YOUR OBJECTIVE:
Quote all of the data below exactly, please.

Rows from a figure dataset
════════════════════

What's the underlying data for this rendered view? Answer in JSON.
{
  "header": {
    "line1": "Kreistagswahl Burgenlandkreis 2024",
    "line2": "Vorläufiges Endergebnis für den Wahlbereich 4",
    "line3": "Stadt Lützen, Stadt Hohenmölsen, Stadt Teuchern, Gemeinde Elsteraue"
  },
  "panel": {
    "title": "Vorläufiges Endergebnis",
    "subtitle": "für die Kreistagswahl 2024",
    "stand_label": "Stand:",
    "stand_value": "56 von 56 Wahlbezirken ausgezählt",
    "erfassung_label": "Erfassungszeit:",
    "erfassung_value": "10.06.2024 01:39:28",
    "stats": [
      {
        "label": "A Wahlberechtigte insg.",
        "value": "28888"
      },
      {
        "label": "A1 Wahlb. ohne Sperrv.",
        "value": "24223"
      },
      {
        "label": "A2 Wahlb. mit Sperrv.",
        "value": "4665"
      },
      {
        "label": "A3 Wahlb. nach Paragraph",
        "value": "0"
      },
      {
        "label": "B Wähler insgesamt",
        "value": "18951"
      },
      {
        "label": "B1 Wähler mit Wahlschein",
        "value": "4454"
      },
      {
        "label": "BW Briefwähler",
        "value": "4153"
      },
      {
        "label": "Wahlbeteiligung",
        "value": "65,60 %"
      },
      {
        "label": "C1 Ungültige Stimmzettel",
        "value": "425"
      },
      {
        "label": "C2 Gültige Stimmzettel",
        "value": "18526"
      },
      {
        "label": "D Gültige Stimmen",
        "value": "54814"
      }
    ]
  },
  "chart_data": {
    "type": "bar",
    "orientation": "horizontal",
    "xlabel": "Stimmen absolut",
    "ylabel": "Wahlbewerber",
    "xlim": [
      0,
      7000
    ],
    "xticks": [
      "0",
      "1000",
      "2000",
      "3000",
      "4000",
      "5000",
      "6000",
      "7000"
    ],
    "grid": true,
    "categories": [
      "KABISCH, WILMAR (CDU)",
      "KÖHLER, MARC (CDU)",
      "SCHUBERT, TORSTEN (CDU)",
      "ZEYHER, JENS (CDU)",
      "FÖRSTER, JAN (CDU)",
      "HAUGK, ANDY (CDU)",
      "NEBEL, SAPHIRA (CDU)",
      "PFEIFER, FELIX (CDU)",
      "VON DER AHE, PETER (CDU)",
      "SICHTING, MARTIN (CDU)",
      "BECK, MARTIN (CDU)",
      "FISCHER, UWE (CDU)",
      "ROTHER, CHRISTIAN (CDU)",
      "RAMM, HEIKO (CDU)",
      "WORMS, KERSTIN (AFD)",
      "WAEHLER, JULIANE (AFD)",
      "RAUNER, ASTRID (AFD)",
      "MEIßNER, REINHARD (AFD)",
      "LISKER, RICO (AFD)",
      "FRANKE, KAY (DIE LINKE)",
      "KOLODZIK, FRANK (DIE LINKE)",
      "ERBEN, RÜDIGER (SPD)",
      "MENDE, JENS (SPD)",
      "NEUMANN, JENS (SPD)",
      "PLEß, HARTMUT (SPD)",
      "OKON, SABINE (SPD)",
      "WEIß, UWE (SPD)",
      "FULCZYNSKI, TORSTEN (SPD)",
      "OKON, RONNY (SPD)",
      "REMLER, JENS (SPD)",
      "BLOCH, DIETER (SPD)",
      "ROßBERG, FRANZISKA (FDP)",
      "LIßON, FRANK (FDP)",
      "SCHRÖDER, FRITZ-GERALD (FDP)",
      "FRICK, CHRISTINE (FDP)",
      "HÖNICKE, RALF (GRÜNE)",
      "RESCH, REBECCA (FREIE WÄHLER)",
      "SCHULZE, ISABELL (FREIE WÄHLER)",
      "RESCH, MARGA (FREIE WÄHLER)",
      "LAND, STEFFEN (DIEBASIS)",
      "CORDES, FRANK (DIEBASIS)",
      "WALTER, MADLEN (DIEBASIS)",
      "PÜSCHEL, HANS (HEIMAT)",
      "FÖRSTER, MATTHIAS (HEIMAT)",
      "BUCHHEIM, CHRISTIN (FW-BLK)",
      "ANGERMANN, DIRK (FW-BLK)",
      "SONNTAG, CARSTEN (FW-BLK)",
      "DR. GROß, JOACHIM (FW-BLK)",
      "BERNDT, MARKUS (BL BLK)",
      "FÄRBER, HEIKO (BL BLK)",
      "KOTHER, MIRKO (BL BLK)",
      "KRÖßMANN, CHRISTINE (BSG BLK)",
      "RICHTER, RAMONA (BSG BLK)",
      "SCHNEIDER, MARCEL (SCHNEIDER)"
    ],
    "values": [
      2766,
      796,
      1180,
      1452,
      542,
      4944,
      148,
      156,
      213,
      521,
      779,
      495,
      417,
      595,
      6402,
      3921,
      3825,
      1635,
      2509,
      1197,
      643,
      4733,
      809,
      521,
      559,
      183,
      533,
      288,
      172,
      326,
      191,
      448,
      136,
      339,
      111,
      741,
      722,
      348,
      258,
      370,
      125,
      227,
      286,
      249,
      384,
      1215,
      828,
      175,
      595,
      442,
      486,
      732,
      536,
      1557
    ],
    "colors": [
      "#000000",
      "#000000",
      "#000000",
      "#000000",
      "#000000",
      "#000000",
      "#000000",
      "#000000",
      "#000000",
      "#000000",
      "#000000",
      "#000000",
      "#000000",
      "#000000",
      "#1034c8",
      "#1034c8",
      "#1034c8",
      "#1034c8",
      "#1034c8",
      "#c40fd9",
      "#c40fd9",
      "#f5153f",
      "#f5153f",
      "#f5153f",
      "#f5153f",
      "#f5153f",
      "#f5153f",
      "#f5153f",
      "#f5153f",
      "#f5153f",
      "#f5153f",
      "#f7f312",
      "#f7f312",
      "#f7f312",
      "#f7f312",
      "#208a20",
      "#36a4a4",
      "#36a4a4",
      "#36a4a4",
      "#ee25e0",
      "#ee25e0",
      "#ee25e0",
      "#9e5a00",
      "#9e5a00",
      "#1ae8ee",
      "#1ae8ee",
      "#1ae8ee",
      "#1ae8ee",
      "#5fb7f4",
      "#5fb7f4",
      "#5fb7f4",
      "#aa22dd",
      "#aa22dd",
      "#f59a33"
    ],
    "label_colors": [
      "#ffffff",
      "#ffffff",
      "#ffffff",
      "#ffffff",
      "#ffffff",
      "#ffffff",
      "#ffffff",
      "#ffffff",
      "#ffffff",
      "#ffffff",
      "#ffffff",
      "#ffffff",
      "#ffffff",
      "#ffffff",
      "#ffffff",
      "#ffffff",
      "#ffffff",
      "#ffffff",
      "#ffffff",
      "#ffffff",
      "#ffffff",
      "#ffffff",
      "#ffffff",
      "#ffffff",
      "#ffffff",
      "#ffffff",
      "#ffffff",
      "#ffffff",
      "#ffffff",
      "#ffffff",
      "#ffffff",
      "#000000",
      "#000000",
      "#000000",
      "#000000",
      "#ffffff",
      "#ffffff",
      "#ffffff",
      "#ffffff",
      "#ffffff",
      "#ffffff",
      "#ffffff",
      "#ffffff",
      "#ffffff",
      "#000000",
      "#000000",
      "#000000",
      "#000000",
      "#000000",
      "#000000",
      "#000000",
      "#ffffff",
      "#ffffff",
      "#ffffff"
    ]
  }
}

════════════════════

RESPONSE:
What's the underlying data for this rendered view? Answer in JSON.
{
  "header": {
    "line1": "Kreistagswahl Burgenlandkreis 2024",
    "line2": "Vorläufiges Endergebnis für den Wahlbereich 4",
    "line3": "Stadt Lützen, Stadt Hohenmölsen, Stadt Teuchern, Gemeinde Elsteraue"
  },
  "panel": {
    "title": "Vorläufiges Endergebnis",
    "subtitle": "für die Kreistagswahl 2024",
    "stand_label": "Stand:",
    "stand_value": "56 von 56 Wahlbezirken ausgezählt",
    "erfassung_label": "Erfassungszeit:",
    "erfassung_value": "10.06.2024 01:39:28",
    "stats": [
      {
        "label": "A Wahlberechtigte insg.",
        "value": "28888"
      },
      {
        "label": "A1 Wahlb. ohne Sperrv.",
        "value": "24223"
      },
      {
        "label": "A2 Wahlb. mit Sperrv.",
        "value": "4665"
      },
      {
        "label": "A3 Wahlb. nach Paragraph",
        "value": "0"
      },
      {
        "label": "B Wähler insgesamt",
        "value": "18951"
      },
      {
        "label": "B1 Wähler mit Wahlschein",
        "value": "4454"
      },
      {
        "label": "BW Briefwähler",
        "value": "4153"
      },
      {
        "label": "Wahlbeteiligung",
        "value": "65,60 %"
      },
      {
        "label": "C1 Ungültige Stimmzettel",
        "value": "425"
      },
      {
        "label": "C2 Gültige Stimmzettel",
        "value": "18526"
      },
      {
        "label": "D Gültige Stimmen",
        "value": "54814"
      }
    ]
  },
  "chart_data": {
    "type": "bar",
    "orientation": "horizontal",
    "xlabel": "Stimmen absolut",
    "ylabel": "Wahlbewerber",
    "xlim": [
      0,
      7000
    ],
    "xticks": [
      "0",
      "1000",
      "2000",
      "3000",
      "4000",
      "5000",
      "6000",
      "7000"
    ],
    "grid": true,
    "categories": [
      "KABISCH, WILMAR (CDU)",
      "KÖHLER, MARC (CDU)",
      "SCHUBERT, TORSTEN (CDU)",
      "ZEYHER, JENS (CDU)",
      "FÖRSTER, JAN (CDU)",
      "HAUGK, ANDY (CDU)",
      "NEBEL, SAPHIRA (CDU)",
      "PFEIFER, FELIX (CDU)",
      "VON DER AHE, PETER (CDU)",
      "SICHTING, MARTIN (CDU)",
      "BECK, MARTIN (CDU)",
      "FISCHER, UWE (CDU)",
      "ROTHER, CHRISTIAN (CDU)",
      "RAMM, HEIKO (CDU)",
      "WORMS, KERSTIN (AFD)",
      "WAEHLER, JULIANE (AFD)",
      "RAUNER, ASTRID (AFD)",
      "MEIßNER, REINHARD (AFD)",
      "LISKER, RICO (AFD)",
      "FRANKE, KAY (DIE LINKE)",
      "KOLODZIK, FRANK (DIE LINKE)",
      "ERBEN, RÜDIGER (SPD)",
      "MENDE, JENS (SPD)",
      "NEUMANN, JENS (SPD)",
      "PLEß, HARTMUT (SPD)",
      "OKON, SABINE (SPD)",
      "WEIß, UWE (SPD)",
      "FULCZYNSKI, TORSTEN (SPD)",
      "OKON, RONNY (SPD)",
      "REMLER, JENS (SPD)",
      "BLOCH, DIETER (SPD)",
      "ROßBERG, FRANZISKA (FDP)",
      "LIßON, FRANK (FDP)",
      "SCHRÖDER, FRITZ-GERALD (FDP)",
      "FRICK, CHRISTINE (FDP)",
      "HÖNICKE, RALF (GRÜNE)",
      "RESCH, REBECCA (FREIE WÄHLER)",
      "SCHULZE, ISABELL (FREIE WÄHLER)",
      "RESCH, MARGA (FREIE WÄHLER)",
      "LAND, STEFFEN (DIEBASIS)",
      "CORDES, FRANK (DIEBASIS)",
      "WALTER, MADLEN (DIEBASIS)",
      "PÜSCHEL, HANS (HEIMAT)",
      "FÖRSTER, MATTHIAS (HEIMAT)",
      "BUCHHEIM, CHRISTIN (FW-BLK)",
      "ANGERMANN, DIRK (FW-BLK)",
      "SONNTAG, CARSTEN (FW-BLK)",
      "DR. GROß, JOACHIM (FW-BLK)",
      "BERNDT, MARKUS (BL BLK)",
      "FÄRBER, HEIKO (BL BLK)",
      "KOTHER, MIRKO (BL BLK)",
      "KRÖßMANN, CHRISTINE (BSG BLK)",
      "RICHTER, RAMONA (BSG BLK)",
      "SCHNEIDER, MARCEL (SCHNEIDER)"
    ],
    "values": [
      2766,
      796,
      1180,
      1452,
      542,
      4944,
      148,
      156,
      213,
      521,
      779,
      495,
      417,
      595,
      6402,
      3921,
      3825,
      1635,
      2509,
      1197,
      643,
      4733,
      809,
      521,
      559,
      183,
      533,
      288,
      172,
      326,
      191,
      448,
      136,
      339,
      111,
      741,
      722,
      348,
      258,
      370,
      125,
      227,
      286,
      249,
      384,
      1215,
      828,
      175,
      595,
      442,
      486,
      732,
      536,
      1557
    ],
    "colors": [
      "#000000",
      "#000000",
      "#000000",
      "#000000",
      "#000000",
      "#000000",
      "#000000",
      "#000000",
      "#000000",
      "#000000",
      "#000000",
      "#000000",
      "#000000",
      "#000000",
      "#1034c8",
      "#1034c8",
      "#1034c8",
      "#1034c8",
      "#1034c8",
      "#c40fd9",
      "#c40fd9",
      "#f5153f",
      "#f5153f",
      "#f5153f",
      "#f5153f",
      "#f5153f",
      "#f5153f",
      "#f5153f",
      "#f5153f",
      "#f5153f",
      "#f5153f",
      "#f7f312",
      "#f7f312",
      "#f7f312",
      "#f7f312",
      "#208a20",
      "#36a4a4",
      "#36a4a4",
      "#36a4a4",
      "#ee25e0",
      "#ee25e0",
      "#ee25e0",
      "#9e5a00",
      "#9e5a00",
      "#1ae8ee",
      "#1ae8ee",
      "#1ae8ee",
      "#1ae8ee",
      "#5fb7f4",
      "#5fb7f4",
      "#5fb7f4",
      "#aa22dd",
      "#aa22dd",
      "#f59a33"
    ],
    "label_colors": [
      "#ffffff",
      "#ffffff",
      "#ffffff",
      "#ffffff",
      "#ffffff",
      "#ffffff",
      "#ffffff",
      "#ffffff",
      "#ffffff",
      "#ffffff",
      "#ffffff",
      "#ffffff",
      "#ffffff",
      "#ffffff",
      "#ffffff",
      "#ffffff",
      "#ffffff",
      "#ffffff",
      "#ffffff",
      "#ffffff",
      "#ffffff",
      "#ffffff",
      "#ffffff",
      "#ffffff",
      "#ffffff",
      "#ffffff",
      "#ffffff",
      "#ffffff",
      "#ffffff",
      "#ffffff",
      "#ffffff",
      "#000000",
      "#000000",
      "#000000",
      "#000000",
      "#ffffff",
      "#ffffff",
      "#ffffff",
      "#ffffff",
      "#ffffff",
      "#ffffff",
      "#ffffff",
      "#ffffff",
      "#ffffff",
      "#000000",
      "#000000",
      "#000000",
      "#000000",
      "#000000",
      "#000000",
      "#000000",
      "#ffffff",
      "#ffffff",
      "#ffffff"
    ]
  }
}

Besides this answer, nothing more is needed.